* [Aim]: Please reproduce the lines of the listing below, starting with the line containing "table-cell: 946737 <box>570 589 689 624</box>" and continuing through the line containing "table-row[interactable]: 946697 2018-12-19", swapping "Beginning" for "Initial" and leaving all else unchanged.

=== Input for this task ===

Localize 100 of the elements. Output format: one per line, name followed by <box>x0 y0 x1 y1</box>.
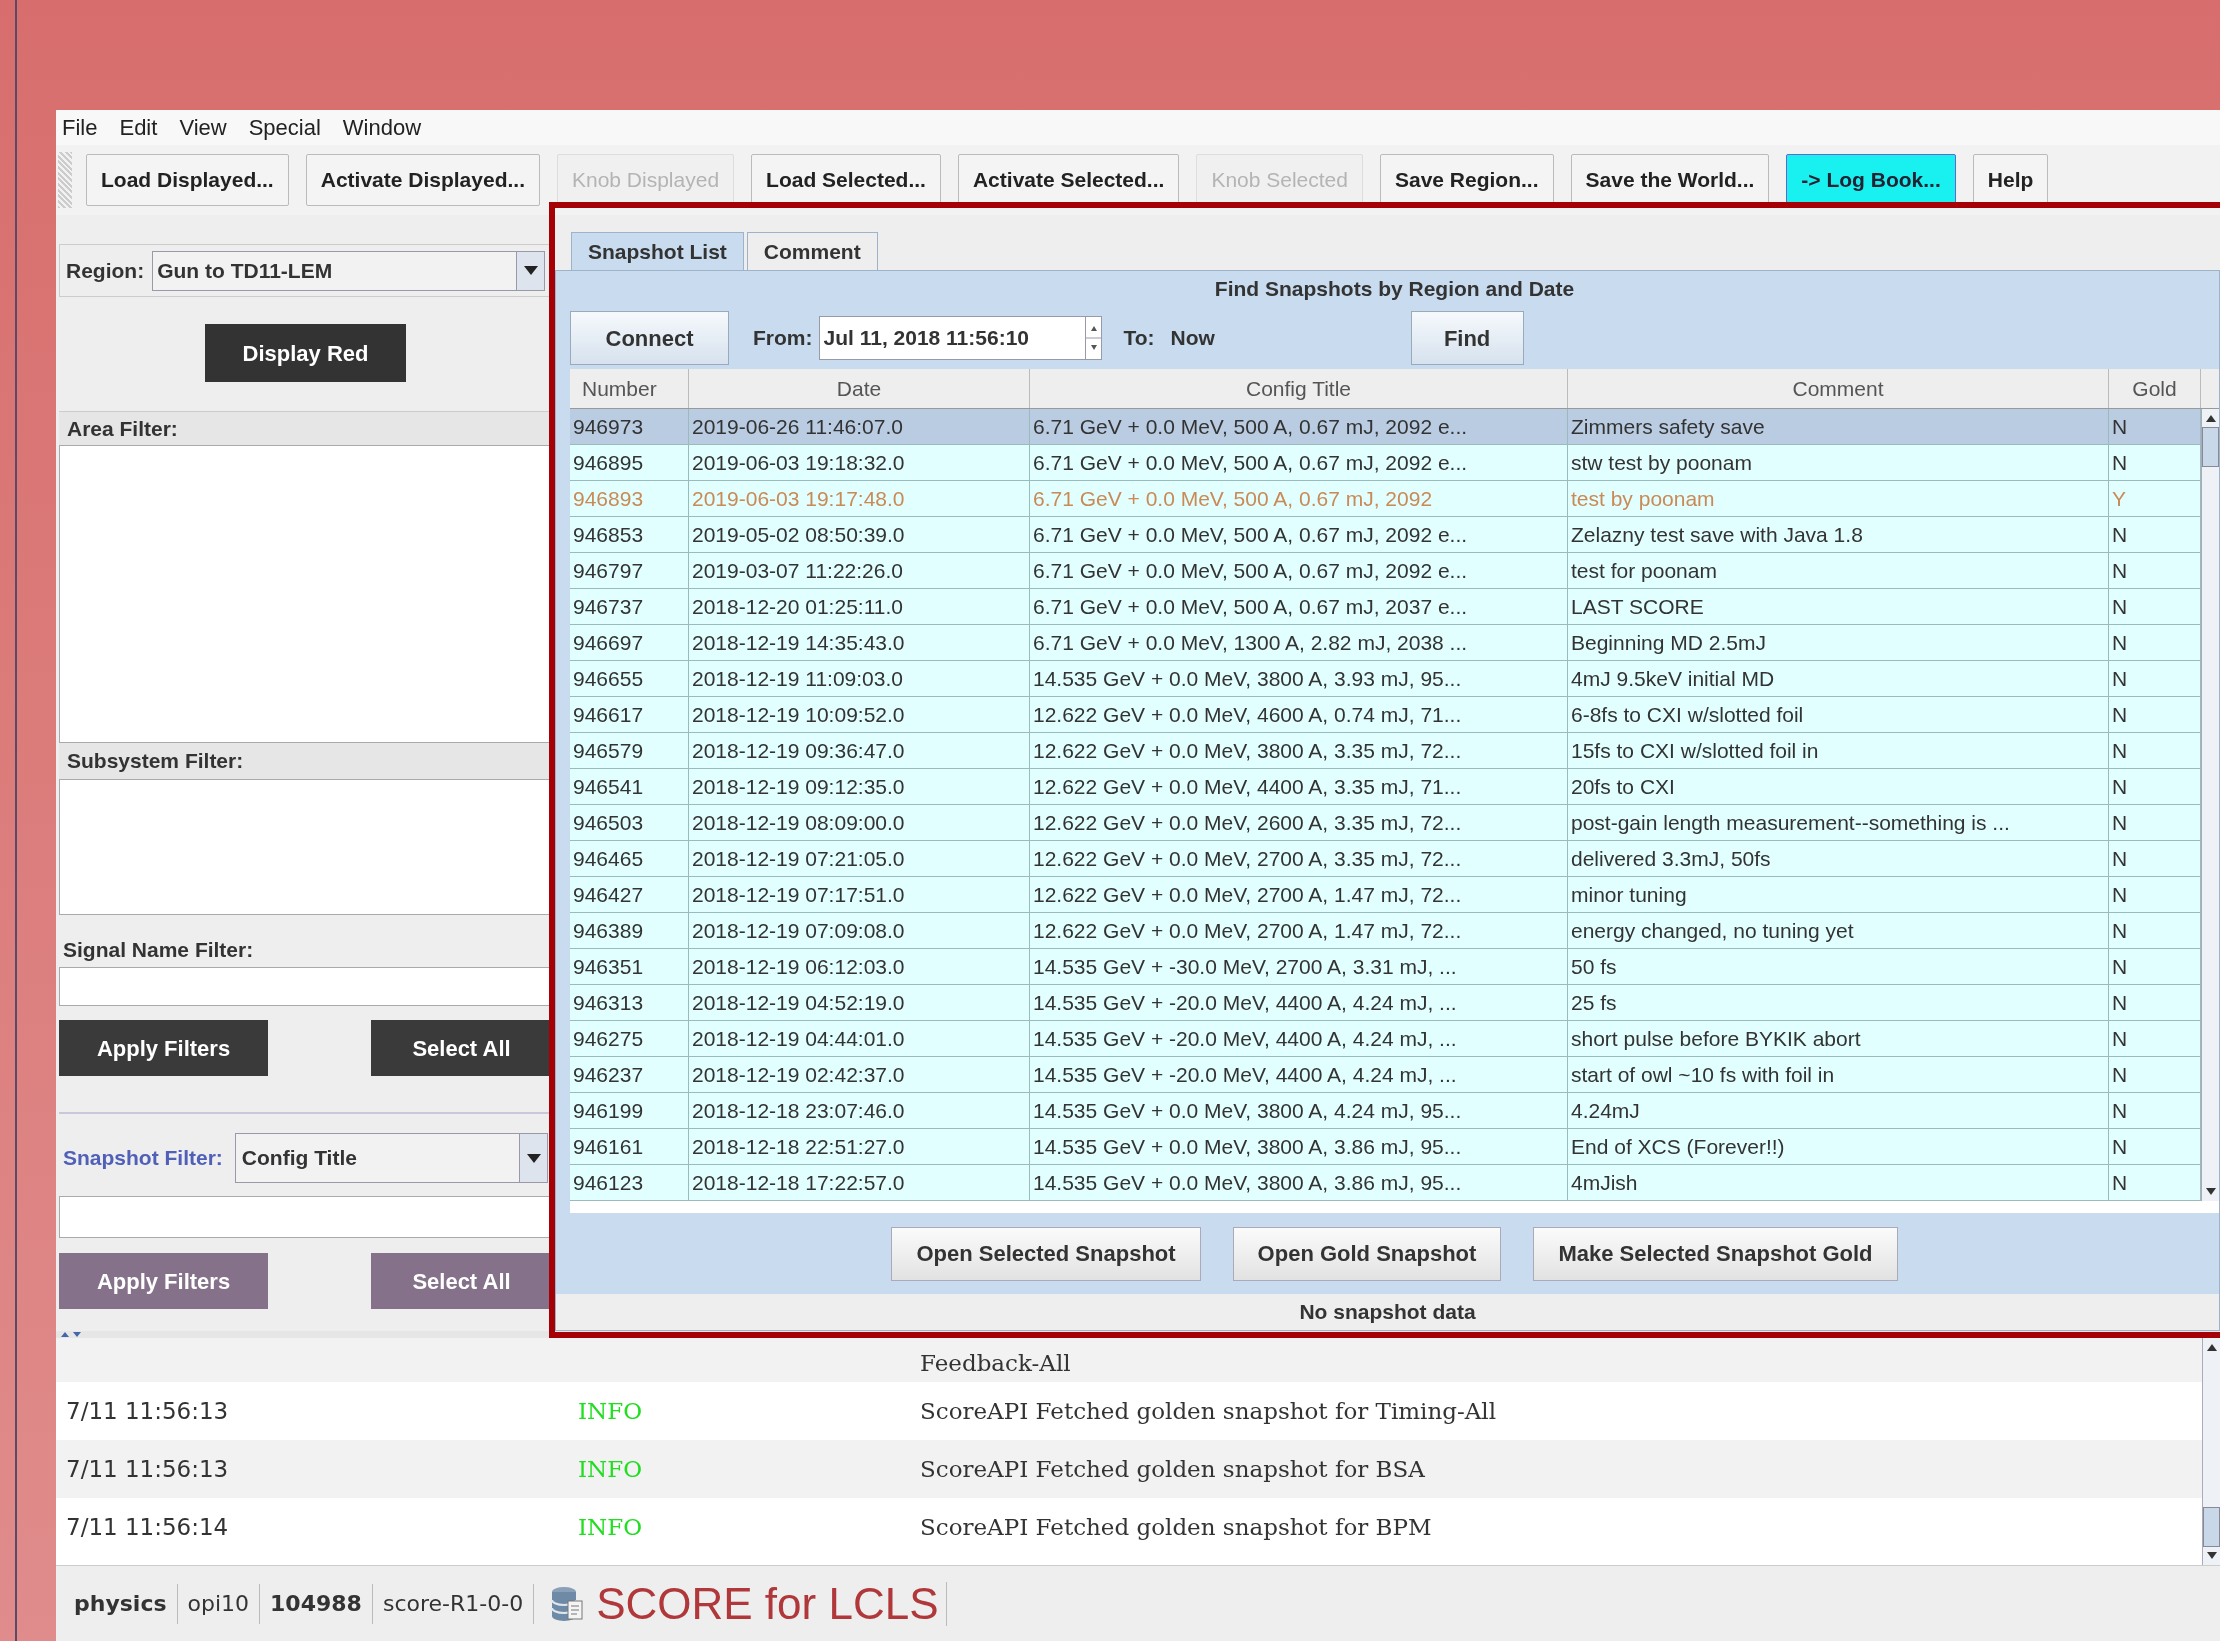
table-cell: 946737 <box>570 589 689 624</box>
region-dropdown[interactable]: Gun to TD11-LEM <box>152 250 545 291</box>
table-row[interactable]: 946697 2018-12-19 14:35:43.0 6.71 GeV + 0.0 MeV, 1300 A, 2.82 mJ, 2038 ... Beginning MD 2.5mJ N <box>570 625 2201 661</box>
signal-name-input[interactable] <box>59 967 552 1006</box>
table-cell: 946123 <box>570 1165 689 1200</box>
subsystem-filter-list[interactable] <box>59 779 552 915</box>
column-header[interactable]: Gold <box>2109 369 2201 408</box>
scroll-down-icon[interactable] <box>2206 1552 2217 1560</box>
menu-item[interactable]: Window <box>342 111 422 144</box>
table-cell: 946389 <box>570 913 689 948</box>
list-label: Area Filter: <box>59 411 552 445</box>
table-cell: 2018-12-19 07:17:51.0 <box>689 877 1030 912</box>
date-spinner[interactable]: Jul 11, 2018 11:56:10 <box>818 316 1102 360</box>
scrollbar-thumb[interactable] <box>2203 1507 2220 1547</box>
table-row[interactable]: 946895 2019-06-03 19:18:32.0 6.71 GeV + 0.0 MeV, 500 A, 0.67 mJ, 2092 e... stw test by poonam N <box>570 445 2201 481</box>
table-cell: 2018-12-18 17:22:57.0 <box>689 1165 1030 1200</box>
table-row[interactable]: 946389 2018-12-19 07:09:08.0 12.622 GeV + 0.0 MeV, 2700 A, 1.47 mJ, 72... energy changed, no tuning yet N <box>570 913 2201 949</box>
menu-item[interactable]: Edit <box>119 111 158 144</box>
log-severity: INFO <box>578 1455 643 1482</box>
table-row[interactable]: 946465 2018-12-19 07:21:05.0 12.622 GeV + 0.0 MeV, 2700 A, 3.35 mJ, 72... delivered 3.3mJ, 50fs N <box>570 841 2201 877</box>
column-header[interactable]: Date <box>689 369 1030 408</box>
table-cell: Zimmers safety save <box>1568 409 2109 444</box>
apply-filters-button[interactable]: Apply Filters <box>59 1253 268 1309</box>
table-cell: 14.535 GeV + 0.0 MeV, 3800 A, 4.24 mJ, 95... <box>1030 1093 1568 1128</box>
tab[interactable]: Snapshot List <box>571 232 744 270</box>
find-button[interactable]: Find <box>1410 311 1524 365</box>
log-message: Feedback-All <box>920 1348 1071 1378</box>
table-cell: 946503 <box>570 805 689 840</box>
display-button[interactable]: Display Red <box>205 324 406 382</box>
table-row[interactable]: 946427 2018-12-19 07:17:51.0 12.622 GeV + 0.0 MeV, 2700 A, 1.47 mJ, 72... minor tuning N <box>570 877 2201 913</box>
table-cell: 2019-06-26 11:46:07.0 <box>689 409 1030 444</box>
tab[interactable]: Comment <box>746 232 878 270</box>
table-row[interactable]: 946123 2018-12-18 17:22:57.0 14.535 GeV + 0.0 MeV, 3800 A, 3.86 mJ, 95... 4mJish N <box>570 1165 2201 1201</box>
table-row[interactable]: 946973 2019-06-26 11:46:07.0 6.71 GeV + 0.0 MeV, 500 A, 0.67 mJ, 2092 e... Zimmers safety save N <box>570 409 2201 445</box>
toolbar-button[interactable]: Activate Displayed... <box>305 154 540 206</box>
table-cell: 2018-12-19 02:42:37.0 <box>689 1057 1030 1092</box>
scroll-down-icon[interactable] <box>2205 1188 2216 1196</box>
table-cell: 6.71 GeV + 0.0 MeV, 500 A, 0.67 mJ, 2092 <box>1030 481 1568 516</box>
snapshot-filter-dropdown[interactable]: Config Title <box>234 1133 548 1183</box>
table-row[interactable]: 946579 2018-12-19 09:36:47.0 12.622 GeV + 0.0 MeV, 3800 A, 3.35 mJ, 72... 15fs to CXI w/slotted foil in N <box>570 733 2201 769</box>
table-cell: 2018-12-19 07:21:05.0 <box>689 841 1030 876</box>
table-cell: 946313 <box>570 985 689 1020</box>
list-label: Subsystem Filter: <box>59 743 552 779</box>
table-cell: short pulse before BYKIK abort <box>1568 1021 2109 1056</box>
scrollbar[interactable] <box>2201 409 2219 1201</box>
table-cell: 946541 <box>570 769 689 804</box>
table-cell: 2018-12-19 07:09:08.0 <box>689 913 1030 948</box>
table-cell: 50 fs <box>1568 949 2109 984</box>
action-button[interactable]: Open Selected Snapshot <box>891 1226 1201 1281</box>
select-all-button[interactable]: Select All <box>371 1020 552 1076</box>
table-row[interactable]: 946161 2018-12-18 22:51:27.0 14.535 GeV + 0.0 MeV, 3800 A, 3.86 mJ, 95... End of XCS (Forever!!) N <box>570 1129 2201 1165</box>
snapshot-filter-input[interactable] <box>59 1196 552 1238</box>
menu-item[interactable]: View <box>179 111 227 144</box>
action-button[interactable]: Open Gold Snapshot <box>1232 1226 1502 1281</box>
table-cell: 6.71 GeV + 0.0 MeV, 1300 A, 2.82 mJ, 2038 ... <box>1030 625 1568 660</box>
table-cell: 2019-05-02 08:50:39.0 <box>689 517 1030 552</box>
table-cell: 2018-12-19 09:12:35.0 <box>689 769 1030 804</box>
table-row[interactable]: 946797 2019-03-07 11:22:26.0 6.71 GeV + 0.0 MeV, 500 A, 0.67 mJ, 2092 e... test for poonam N <box>570 553 2201 589</box>
log-time: 7/11 11:56:14 <box>66 1513 229 1540</box>
apply-filters-button[interactable]: Apply Filters <box>59 1020 268 1076</box>
column-header[interactable]: Config Title <box>1030 369 1568 408</box>
table-row[interactable]: 946617 2018-12-19 10:09:52.0 12.622 GeV + 0.0 MeV, 4600 A, 0.74 mJ, 71... 6-8fs to CXI w/slotted foil N <box>570 697 2201 733</box>
table-row[interactable]: 946237 2018-12-19 02:42:37.0 14.535 GeV + -20.0 MeV, 4400 A, 4.24 mJ, ... start of owl ~10 fs with foil in N <box>570 1057 2201 1093</box>
table-row[interactable]: 946351 2018-12-19 06:12:03.0 14.535 GeV + -30.0 MeV, 2700 A, 3.31 mJ, ... 50 fs N <box>570 949 2201 985</box>
scroll-up-icon[interactable] <box>2206 1343 2217 1351</box>
table-cell: 946655 <box>570 661 689 696</box>
table-row[interactable]: 946853 2019-05-02 08:50:39.0 6.71 GeV + 0.0 MeV, 500 A, 0.67 mJ, 2092 e... Zelazny test save with Java 1.8 N <box>570 517 2201 553</box>
table-cell: 12.622 GeV + 0.0 MeV, 4600 A, 0.74 mJ, 71... <box>1030 697 1568 732</box>
table-cell: 2019-06-03 19:18:32.0 <box>689 445 1030 480</box>
action-button[interactable]: Make Selected Snapshot Gold <box>1533 1226 1898 1281</box>
table-cell: minor tuning <box>1568 877 2109 912</box>
log-message: ScoreAPI Fetched golden snapshot for BSA <box>920 1454 1425 1484</box>
table-row[interactable]: 946503 2018-12-19 08:09:00.0 12.622 GeV + 0.0 MeV, 2600 A, 3.35 mJ, 72... post-gain length measurement--something is ... N <box>570 805 2201 841</box>
table-cell: 946893 <box>570 481 689 516</box>
scroll-up-icon[interactable] <box>2205 414 2216 422</box>
toolbar-button[interactable]: Load Displayed... <box>86 154 289 206</box>
table-cell: 12.622 GeV + 0.0 MeV, 2600 A, 3.35 mJ, 72... <box>1030 805 1568 840</box>
column-header[interactable]: Comment <box>1568 369 2109 408</box>
table-row[interactable]: 946199 2018-12-18 23:07:46.0 14.535 GeV + 0.0 MeV, 3800 A, 4.24 mJ, 95... 4.24mJ N <box>570 1093 2201 1129</box>
splitter-arrows-icon[interactable] <box>60 1331 84 1338</box>
table-row[interactable]: 946275 2018-12-19 04:44:01.0 14.535 GeV + -20.0 MeV, 4400 A, 4.24 mJ, ... short pulse before BYKIK abort N <box>570 1021 2201 1057</box>
scrollbar-thumb[interactable] <box>2202 427 2219 467</box>
toolbar-grip[interactable] <box>58 152 72 208</box>
table-cell: 946237 <box>570 1057 689 1092</box>
table-row[interactable]: 946737 2018-12-20 01:25:11.0 6.71 GeV + 0.0 MeV, 500 A, 0.67 mJ, 2037 e... LAST SCORE N <box>570 589 2201 625</box>
menu-item[interactable]: Special <box>248 111 321 144</box>
column-header[interactable]: Number <box>570 369 689 408</box>
connect-button[interactable]: Connect <box>570 311 729 365</box>
table-row[interactable]: 946655 2018-12-19 11:09:03.0 14.535 GeV + 0.0 MeV, 3800 A, 3.93 mJ, 95... 4mJ 9.5keV initial MD N <box>570 661 2201 697</box>
menu-item[interactable]: File <box>62 111 98 144</box>
table-cell: 12.622 GeV + 0.0 MeV, 4400 A, 3.35 mJ, 71... <box>1030 769 1568 804</box>
table-row[interactable]: 946541 2018-12-19 09:12:35.0 12.622 GeV + 0.0 MeV, 4400 A, 3.35 mJ, 71... 20fs to CXI N <box>570 769 2201 805</box>
table-row[interactable]: 946313 2018-12-19 04:52:19.0 14.535 GeV + -20.0 MeV, 4400 A, 4.24 mJ, ... 25 fs N <box>570 985 2201 1021</box>
table-cell: 2018-12-18 22:51:27.0 <box>689 1129 1030 1164</box>
select-all-button[interactable]: Select All <box>371 1253 552 1309</box>
table-cell: End of XCS (Forever!!) <box>1568 1129 2109 1164</box>
table-cell: 946973 <box>570 409 689 444</box>
table-cell: 946199 <box>570 1093 689 1128</box>
scrollbar[interactable] <box>2202 1338 2220 1565</box>
table-cell: 12.622 GeV + 0.0 MeV, 2700 A, 1.47 mJ, 72... <box>1030 877 1568 912</box>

===

* [The response]:
table-cell: 946737 <box>570 589 689 624</box>
region-dropdown[interactable]: Gun to TD11-LEM <box>152 250 545 291</box>
table-row[interactable]: 946697 2018-12-19 14:35:43.0 6.71 GeV + 0.0 MeV, 1300 A, 2.82 mJ, 2038 ... Initial MD 2.5mJ N <box>570 625 2201 661</box>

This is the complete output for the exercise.